● **作業内容**
#1 変動対価の文章の「企業の取引慣行,公表した方針及び具体的な声明がないものの」から「判定します(BC 193)。」までを、「新規顧客」を「既存顧客」に置き換えて書き写すこと。
#2 変動対価の文章の括弧内で参照されているBCの番号をすべて挙げること。

● **抽出テキスト**

※ ※ ※

例えば,企業が顧客との関係を強化して当該顧客への将来の販売を促進する目的で,過去に当該顧客に販売した商品につき当該顧客が容易に第三者に売却できるよう値引きすることを可能にするために価格譲歩することがありますが,企業の取引慣行,公表した方針及び具体的な声明から,企業がそのような価格譲歩をするであろうという妥当な期待を顧客が有しているときは,約束した対価に変動性があると判定します(BC 192)。
b 他の事実及び状況により,顧客との契約を締結する際の企業の意図が,顧客に価格譲歩を提供することであることが示されている。
企業の取引慣行,公表した方針及び具体的な声明がないものの,例えば,企業が新規顧客との関係を開発する戦略のため,当該顧客と契約を締結する場合に,他の要因により,企業が契約に明示された価格よりも低い価格受け入れる意図があるという状況が存在するときは,約束した対価に変動性があると判定します(BC 193)。
☞企業は,顧客が契約において変動性のある対価を算定することを明示に約束する場合だけでなく,①約束された対価(価格が固定されている場合を含みます。)に対する企業の権利が将来の事象の発生又は不発生を条件としている場合や,②企業が契約に明示された価格よりも低い価格を受け入れるであろうという顧客の妥当な期待や企業の意図がある一定の状況が存在する場合にも,変動対価を識別します。
6.変動対価の見積りの方法
変動対価の見積り
企業は,変動対価を識別したときは,適切な方法により変動対価の金額を見積る必要があります(BC 189(b))。

※ ※ ※

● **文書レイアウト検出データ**

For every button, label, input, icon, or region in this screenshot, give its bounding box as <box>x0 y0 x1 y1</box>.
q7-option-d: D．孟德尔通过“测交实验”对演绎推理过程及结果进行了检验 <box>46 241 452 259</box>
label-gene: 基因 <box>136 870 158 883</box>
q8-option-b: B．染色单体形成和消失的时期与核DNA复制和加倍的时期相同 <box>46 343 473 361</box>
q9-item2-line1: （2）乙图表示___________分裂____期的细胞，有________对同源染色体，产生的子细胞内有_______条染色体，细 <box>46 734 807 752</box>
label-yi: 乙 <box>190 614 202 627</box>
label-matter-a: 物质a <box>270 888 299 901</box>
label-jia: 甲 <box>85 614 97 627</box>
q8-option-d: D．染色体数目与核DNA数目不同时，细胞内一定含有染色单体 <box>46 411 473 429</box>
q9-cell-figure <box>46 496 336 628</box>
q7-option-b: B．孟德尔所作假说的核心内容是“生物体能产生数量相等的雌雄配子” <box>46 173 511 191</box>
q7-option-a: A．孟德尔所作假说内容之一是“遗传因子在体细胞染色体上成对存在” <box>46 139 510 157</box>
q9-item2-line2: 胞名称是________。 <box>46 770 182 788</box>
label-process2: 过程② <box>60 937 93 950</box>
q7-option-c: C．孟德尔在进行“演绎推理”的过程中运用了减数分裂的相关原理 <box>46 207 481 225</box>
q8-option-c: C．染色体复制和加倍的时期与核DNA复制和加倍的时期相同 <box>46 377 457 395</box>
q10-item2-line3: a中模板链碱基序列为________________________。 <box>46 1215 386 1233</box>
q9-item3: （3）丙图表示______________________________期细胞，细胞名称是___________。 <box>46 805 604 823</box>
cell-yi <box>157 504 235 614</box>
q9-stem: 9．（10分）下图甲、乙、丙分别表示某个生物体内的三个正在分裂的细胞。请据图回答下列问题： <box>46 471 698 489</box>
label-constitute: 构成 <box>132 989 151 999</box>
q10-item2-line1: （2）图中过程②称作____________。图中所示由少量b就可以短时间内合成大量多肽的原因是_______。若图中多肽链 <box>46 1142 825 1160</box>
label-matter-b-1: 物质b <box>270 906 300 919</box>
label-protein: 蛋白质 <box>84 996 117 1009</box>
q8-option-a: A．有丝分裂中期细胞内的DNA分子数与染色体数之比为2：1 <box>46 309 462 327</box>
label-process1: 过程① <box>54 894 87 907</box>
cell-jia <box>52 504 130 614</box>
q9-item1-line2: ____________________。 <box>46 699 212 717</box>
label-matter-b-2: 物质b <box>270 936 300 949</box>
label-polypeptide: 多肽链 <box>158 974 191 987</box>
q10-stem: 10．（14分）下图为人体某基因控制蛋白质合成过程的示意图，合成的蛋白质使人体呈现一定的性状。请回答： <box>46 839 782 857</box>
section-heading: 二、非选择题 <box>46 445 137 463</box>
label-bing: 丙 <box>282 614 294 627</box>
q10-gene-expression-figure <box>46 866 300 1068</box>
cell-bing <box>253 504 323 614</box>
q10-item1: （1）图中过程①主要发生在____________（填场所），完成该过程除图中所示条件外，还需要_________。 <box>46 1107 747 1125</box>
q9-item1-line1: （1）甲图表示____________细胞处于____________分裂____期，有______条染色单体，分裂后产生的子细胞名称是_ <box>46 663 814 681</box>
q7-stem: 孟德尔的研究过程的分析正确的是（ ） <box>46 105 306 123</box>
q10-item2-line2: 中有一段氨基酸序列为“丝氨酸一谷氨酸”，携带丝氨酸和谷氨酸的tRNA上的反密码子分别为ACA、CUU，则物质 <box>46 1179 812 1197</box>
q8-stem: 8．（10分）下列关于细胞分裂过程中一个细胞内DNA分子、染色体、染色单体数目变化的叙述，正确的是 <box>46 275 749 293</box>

※ ※ ※

● **作業別の解答**
#1
企業の取引慣行,公表した方針及び具体的な声明がないものの,例えば,企業が既存顧客との関係を開発する戦略のため,当該顧客と契約を締結する場合に,他の要因により,企業が契約に明示された価格よりも低い価格受け入れる意図があるという状況が存在するときは,約束した対価に変動性があると判定します(BC 193)。

#2 BC 192、BC 193、BC 189(b)